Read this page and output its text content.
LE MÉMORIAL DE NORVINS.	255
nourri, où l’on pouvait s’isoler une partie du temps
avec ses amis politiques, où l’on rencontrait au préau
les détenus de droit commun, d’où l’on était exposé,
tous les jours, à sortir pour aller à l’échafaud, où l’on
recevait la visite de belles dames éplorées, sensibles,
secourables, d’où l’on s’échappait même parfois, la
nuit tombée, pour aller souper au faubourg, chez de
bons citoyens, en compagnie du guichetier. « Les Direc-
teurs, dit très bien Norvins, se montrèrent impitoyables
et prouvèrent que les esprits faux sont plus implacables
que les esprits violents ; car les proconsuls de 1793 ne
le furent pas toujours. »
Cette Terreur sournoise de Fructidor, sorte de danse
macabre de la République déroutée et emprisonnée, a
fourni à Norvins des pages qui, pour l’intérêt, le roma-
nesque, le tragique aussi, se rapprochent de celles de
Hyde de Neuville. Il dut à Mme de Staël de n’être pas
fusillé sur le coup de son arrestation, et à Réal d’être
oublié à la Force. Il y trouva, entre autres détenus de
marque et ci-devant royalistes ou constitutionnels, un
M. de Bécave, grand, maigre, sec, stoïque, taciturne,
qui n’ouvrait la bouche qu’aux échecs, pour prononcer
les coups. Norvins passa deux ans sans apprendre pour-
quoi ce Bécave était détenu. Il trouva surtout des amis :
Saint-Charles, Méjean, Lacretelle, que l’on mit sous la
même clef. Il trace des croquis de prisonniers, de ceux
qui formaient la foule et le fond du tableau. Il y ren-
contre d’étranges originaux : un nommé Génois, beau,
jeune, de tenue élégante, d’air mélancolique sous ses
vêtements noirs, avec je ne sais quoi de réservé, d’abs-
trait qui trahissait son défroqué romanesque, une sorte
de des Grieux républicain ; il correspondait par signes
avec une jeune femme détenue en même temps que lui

> [Task to carry out]:
Copy every line of the entries above in which "aller" occurs.

> [Solution]:
tous les jours, à sortir pour aller à l’échafaud, où l’on
nuit tombée, pour aller souper au faubourg, chez de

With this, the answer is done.